# ENTRIES SHOWN start
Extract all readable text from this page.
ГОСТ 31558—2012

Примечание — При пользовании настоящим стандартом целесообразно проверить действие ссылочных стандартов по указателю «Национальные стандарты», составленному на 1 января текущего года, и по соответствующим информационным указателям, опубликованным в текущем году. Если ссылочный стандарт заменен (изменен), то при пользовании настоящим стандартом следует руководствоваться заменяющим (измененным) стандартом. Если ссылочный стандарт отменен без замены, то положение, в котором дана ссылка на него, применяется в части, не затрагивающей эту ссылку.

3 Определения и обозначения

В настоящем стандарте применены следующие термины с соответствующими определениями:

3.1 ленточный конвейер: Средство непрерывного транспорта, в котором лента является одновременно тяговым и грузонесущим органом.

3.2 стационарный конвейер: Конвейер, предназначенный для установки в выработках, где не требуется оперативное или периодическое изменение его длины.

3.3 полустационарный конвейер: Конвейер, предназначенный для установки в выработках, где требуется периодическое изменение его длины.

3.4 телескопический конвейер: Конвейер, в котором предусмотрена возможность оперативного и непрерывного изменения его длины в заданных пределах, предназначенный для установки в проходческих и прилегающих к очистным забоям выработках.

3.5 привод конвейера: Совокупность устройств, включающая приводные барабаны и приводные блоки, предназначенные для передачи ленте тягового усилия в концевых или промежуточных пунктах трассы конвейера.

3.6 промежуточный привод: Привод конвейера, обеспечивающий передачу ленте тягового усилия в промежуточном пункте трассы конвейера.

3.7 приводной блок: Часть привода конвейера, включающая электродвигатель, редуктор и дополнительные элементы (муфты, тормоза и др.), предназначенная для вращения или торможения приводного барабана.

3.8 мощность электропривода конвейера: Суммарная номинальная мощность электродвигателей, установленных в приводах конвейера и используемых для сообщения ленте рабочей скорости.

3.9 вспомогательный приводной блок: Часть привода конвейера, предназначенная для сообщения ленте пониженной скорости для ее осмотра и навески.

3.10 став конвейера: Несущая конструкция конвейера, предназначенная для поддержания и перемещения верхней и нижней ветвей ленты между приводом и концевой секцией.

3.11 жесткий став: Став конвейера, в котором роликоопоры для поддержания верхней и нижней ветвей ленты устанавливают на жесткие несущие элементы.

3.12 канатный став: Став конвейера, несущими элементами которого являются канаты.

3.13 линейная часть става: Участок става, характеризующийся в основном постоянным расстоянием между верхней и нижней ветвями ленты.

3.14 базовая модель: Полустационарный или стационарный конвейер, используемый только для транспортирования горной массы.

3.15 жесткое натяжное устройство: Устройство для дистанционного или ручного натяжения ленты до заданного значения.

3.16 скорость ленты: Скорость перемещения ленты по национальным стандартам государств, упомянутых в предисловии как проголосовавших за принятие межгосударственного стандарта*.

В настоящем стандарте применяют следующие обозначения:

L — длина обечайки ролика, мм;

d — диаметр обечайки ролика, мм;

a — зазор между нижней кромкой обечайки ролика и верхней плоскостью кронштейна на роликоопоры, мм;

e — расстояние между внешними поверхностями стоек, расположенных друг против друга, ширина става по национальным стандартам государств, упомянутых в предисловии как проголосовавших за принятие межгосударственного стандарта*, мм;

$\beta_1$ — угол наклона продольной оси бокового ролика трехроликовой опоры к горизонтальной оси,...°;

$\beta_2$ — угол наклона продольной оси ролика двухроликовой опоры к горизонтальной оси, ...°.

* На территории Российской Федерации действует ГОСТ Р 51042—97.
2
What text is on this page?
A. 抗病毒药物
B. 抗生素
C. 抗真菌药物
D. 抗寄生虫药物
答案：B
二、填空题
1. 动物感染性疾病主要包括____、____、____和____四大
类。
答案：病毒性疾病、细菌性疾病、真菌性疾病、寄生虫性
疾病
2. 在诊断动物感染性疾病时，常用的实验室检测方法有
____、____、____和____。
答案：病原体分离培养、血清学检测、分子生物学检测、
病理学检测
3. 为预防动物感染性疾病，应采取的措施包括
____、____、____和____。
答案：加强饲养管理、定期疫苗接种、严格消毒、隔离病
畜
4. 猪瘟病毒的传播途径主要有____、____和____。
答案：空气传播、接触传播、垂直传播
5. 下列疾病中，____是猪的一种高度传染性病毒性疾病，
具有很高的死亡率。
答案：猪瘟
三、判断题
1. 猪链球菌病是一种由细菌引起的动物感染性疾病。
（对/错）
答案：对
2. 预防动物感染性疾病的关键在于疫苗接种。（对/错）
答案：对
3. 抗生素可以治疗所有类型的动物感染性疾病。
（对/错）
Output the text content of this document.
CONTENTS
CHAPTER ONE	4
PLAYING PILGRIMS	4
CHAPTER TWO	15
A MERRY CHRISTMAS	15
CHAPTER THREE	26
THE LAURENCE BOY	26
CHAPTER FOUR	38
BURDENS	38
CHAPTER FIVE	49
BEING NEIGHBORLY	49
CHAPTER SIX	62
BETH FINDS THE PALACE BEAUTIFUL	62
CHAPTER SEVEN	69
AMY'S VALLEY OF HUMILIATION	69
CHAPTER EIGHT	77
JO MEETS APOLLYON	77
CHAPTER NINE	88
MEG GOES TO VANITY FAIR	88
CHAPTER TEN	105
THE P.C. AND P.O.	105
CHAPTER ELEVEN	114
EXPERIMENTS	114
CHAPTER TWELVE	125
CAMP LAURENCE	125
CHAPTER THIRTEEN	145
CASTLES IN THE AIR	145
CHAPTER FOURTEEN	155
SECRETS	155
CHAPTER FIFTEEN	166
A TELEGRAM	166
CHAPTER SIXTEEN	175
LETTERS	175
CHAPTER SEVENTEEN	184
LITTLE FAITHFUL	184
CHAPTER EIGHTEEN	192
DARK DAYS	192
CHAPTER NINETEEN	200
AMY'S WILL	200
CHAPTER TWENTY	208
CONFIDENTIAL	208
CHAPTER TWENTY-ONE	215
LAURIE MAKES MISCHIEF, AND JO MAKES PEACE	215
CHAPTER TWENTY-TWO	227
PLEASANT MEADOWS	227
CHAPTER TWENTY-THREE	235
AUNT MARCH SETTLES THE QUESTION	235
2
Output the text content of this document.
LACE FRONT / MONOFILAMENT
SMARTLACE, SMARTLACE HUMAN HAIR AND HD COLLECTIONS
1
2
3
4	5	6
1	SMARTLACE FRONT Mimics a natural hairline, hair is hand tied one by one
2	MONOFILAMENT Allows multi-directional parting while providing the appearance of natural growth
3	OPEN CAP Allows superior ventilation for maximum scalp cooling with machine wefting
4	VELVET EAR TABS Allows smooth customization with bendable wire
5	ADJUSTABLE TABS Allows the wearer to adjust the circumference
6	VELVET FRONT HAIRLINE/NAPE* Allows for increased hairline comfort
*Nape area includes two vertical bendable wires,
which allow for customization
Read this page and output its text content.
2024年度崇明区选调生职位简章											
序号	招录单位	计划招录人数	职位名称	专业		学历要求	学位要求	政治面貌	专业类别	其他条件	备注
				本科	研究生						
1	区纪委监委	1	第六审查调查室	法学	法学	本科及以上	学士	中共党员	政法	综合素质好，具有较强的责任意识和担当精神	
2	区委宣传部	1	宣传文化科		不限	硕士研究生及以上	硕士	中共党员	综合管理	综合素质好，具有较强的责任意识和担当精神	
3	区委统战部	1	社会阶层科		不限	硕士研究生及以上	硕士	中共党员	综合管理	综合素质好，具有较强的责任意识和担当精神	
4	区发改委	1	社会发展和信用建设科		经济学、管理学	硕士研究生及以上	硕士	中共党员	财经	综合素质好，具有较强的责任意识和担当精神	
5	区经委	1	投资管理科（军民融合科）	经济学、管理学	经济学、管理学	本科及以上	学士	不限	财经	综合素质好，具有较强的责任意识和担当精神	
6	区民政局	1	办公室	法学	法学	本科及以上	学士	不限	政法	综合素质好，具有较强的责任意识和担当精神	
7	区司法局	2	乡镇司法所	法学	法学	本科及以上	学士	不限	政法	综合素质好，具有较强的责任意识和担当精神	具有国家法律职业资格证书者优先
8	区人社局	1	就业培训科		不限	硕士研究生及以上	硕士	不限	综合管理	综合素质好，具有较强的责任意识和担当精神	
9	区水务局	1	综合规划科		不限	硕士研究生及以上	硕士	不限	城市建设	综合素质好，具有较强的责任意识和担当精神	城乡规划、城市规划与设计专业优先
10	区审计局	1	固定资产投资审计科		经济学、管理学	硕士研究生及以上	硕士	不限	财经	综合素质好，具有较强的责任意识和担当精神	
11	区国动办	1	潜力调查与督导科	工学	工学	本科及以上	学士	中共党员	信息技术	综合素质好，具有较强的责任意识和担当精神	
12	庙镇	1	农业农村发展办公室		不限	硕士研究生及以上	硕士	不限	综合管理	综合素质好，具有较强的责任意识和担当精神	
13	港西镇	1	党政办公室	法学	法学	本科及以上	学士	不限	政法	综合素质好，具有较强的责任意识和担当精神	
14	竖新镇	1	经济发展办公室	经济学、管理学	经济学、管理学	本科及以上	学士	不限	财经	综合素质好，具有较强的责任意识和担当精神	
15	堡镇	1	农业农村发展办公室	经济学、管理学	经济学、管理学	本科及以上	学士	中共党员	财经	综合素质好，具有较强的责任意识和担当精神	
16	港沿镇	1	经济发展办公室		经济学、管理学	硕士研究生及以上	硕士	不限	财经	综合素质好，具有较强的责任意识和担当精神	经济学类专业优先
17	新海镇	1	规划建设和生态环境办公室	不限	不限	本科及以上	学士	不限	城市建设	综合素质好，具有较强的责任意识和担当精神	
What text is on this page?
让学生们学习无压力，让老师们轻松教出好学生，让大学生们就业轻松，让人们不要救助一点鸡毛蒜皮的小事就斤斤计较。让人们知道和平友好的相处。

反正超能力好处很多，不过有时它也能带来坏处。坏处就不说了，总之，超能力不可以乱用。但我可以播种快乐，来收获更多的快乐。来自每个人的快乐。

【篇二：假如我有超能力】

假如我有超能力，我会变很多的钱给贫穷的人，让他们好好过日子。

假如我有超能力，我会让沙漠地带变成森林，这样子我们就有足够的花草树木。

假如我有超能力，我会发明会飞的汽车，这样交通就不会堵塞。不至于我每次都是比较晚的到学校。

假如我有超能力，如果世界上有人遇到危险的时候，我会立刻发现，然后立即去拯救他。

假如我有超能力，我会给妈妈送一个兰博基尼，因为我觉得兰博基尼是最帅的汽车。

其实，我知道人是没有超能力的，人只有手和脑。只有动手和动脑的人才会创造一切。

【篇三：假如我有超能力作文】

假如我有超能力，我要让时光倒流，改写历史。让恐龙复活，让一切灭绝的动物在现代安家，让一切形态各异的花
# ENTRIES SHOWN end
▸ **OBJECTIVE**
Filter the listing above for the string "MONOFILAMENT" and copy every matching line.

▸ **FINISHED ANSWER**
LACE FRONT / MONOFILAMENT
2	MONOFILAMENT Allows multi-directional parting while providing the appearance of natural growth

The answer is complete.